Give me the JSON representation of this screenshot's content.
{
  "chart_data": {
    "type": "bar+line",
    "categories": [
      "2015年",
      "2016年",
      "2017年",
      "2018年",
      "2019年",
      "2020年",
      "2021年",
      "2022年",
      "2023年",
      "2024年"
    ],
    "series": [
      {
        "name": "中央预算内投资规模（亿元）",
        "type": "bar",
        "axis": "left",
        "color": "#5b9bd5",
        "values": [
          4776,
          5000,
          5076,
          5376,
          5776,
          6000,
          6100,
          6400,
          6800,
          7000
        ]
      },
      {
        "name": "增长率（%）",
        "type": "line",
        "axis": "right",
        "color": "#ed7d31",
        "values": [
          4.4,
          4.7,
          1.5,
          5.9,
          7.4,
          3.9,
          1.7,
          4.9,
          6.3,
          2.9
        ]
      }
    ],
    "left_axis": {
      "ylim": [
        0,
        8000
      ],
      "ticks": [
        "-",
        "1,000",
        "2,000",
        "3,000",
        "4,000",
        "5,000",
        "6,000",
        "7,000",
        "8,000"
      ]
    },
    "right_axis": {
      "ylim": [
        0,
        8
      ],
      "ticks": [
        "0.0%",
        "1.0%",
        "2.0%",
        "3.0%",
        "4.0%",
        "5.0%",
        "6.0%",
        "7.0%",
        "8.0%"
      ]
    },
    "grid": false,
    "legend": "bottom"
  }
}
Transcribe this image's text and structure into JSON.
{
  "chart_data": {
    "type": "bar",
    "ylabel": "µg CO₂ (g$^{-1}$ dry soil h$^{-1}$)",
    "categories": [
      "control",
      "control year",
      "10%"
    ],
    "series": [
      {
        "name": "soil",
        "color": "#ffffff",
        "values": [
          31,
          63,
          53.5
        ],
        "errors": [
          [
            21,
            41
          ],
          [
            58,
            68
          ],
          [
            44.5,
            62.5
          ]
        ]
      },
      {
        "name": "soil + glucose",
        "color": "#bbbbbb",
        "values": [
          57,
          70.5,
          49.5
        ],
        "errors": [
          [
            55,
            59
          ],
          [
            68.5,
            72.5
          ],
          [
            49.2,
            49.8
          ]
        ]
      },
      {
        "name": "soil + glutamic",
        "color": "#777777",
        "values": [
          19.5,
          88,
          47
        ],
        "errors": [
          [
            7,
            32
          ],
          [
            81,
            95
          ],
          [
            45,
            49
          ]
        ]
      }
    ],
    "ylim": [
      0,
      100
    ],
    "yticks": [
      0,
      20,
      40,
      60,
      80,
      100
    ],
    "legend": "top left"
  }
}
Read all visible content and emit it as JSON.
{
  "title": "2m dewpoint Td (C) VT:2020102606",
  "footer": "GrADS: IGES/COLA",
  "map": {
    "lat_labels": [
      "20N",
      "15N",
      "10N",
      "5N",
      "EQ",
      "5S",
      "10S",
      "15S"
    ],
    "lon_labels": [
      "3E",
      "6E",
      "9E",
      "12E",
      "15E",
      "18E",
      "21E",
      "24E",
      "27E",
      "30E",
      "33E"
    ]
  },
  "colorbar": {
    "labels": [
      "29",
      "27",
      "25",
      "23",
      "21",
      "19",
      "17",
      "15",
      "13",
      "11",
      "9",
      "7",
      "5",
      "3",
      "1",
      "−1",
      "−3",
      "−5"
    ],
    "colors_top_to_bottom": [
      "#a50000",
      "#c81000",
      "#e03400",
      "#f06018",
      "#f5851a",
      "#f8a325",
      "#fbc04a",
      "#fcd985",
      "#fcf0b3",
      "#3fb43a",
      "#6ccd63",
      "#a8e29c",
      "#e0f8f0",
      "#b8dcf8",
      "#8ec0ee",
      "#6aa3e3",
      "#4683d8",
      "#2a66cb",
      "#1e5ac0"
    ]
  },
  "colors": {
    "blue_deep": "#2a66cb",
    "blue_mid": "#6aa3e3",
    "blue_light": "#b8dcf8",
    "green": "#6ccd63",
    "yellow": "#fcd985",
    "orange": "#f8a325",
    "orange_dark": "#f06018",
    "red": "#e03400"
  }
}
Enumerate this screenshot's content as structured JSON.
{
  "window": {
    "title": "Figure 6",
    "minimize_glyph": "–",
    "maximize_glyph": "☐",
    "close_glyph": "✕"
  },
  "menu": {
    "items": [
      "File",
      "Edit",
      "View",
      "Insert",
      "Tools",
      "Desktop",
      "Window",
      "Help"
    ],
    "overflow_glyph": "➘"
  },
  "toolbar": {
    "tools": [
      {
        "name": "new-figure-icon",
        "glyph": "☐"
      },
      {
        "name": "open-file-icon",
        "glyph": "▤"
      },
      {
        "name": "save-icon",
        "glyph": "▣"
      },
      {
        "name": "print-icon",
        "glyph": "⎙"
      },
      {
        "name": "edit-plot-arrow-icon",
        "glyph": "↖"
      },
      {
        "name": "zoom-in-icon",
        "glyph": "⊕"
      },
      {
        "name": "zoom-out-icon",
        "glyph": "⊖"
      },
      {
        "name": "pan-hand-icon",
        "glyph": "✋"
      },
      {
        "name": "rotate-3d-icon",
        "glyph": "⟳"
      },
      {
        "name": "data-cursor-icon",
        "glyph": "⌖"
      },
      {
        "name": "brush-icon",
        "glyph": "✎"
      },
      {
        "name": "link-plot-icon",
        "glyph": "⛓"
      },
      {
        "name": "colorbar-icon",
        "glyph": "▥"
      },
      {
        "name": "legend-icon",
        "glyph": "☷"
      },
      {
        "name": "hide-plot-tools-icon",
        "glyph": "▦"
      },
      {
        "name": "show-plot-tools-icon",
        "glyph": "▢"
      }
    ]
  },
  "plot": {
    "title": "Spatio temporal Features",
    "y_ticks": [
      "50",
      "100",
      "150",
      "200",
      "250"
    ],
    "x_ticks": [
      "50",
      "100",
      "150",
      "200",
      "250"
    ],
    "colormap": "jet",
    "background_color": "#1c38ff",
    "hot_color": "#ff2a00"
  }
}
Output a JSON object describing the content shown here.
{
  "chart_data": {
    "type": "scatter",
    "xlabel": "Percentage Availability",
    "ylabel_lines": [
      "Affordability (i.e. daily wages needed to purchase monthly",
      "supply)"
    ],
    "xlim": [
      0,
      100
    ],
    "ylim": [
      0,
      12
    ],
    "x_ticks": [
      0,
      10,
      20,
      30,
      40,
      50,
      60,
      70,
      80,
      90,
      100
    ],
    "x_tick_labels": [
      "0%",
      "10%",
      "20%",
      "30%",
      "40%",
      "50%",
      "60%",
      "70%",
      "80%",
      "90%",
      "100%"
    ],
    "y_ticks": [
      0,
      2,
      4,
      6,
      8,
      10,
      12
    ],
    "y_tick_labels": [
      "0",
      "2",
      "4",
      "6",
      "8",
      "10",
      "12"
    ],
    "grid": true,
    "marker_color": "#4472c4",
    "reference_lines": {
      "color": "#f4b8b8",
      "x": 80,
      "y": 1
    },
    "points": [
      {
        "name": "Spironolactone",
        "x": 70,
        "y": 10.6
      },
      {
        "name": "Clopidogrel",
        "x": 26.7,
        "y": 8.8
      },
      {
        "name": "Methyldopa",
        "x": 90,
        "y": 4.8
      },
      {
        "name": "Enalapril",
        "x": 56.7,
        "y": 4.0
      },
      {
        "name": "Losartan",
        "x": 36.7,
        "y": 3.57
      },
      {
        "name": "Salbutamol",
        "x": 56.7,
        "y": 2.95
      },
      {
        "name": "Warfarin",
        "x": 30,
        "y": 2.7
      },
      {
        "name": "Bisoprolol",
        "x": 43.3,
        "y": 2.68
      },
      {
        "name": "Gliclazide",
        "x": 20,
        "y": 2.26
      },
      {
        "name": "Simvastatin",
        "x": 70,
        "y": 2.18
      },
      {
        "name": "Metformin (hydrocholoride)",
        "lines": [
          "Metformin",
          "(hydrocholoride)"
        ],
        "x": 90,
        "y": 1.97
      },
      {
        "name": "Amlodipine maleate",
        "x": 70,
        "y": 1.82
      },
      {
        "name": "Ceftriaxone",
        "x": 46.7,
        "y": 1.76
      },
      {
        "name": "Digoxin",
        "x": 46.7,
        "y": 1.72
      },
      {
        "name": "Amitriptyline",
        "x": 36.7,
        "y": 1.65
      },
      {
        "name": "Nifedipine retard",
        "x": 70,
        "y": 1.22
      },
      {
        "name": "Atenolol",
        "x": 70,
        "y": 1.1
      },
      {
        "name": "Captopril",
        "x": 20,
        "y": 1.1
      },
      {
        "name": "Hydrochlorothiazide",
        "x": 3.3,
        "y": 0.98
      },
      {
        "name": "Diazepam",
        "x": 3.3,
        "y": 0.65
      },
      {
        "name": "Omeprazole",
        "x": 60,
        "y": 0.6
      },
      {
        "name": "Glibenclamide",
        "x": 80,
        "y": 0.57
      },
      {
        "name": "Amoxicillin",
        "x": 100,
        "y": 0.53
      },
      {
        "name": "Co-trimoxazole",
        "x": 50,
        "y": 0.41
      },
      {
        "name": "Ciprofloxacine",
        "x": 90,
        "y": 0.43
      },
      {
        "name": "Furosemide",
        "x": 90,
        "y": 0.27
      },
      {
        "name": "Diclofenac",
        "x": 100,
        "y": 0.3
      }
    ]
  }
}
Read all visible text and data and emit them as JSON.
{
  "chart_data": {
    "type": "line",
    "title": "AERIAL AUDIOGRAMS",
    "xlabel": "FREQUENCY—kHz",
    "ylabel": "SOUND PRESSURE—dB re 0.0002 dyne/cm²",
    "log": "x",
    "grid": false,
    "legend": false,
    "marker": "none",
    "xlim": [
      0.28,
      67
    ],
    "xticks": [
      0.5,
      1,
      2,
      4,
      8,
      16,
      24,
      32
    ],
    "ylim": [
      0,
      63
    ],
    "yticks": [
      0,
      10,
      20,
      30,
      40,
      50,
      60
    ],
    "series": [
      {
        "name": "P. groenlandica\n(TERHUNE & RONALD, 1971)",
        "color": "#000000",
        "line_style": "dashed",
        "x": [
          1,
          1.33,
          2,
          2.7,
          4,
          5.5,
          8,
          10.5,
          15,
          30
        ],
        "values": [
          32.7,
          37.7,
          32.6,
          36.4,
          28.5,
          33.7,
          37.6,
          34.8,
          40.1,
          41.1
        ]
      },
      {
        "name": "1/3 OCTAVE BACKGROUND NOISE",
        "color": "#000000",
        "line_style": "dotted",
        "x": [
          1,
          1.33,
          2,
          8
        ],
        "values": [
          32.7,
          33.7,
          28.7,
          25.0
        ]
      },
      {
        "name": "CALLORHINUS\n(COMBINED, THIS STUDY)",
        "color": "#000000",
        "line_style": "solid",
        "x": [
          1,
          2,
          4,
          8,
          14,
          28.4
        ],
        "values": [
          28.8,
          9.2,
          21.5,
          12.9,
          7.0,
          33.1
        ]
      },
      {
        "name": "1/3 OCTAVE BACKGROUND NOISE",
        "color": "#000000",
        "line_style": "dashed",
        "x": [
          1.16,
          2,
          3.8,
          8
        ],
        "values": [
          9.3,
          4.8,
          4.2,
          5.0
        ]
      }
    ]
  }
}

Required task —
Determine how many lines of the material include the string "screenshot". Output only that count.

Solution to this exercise —
2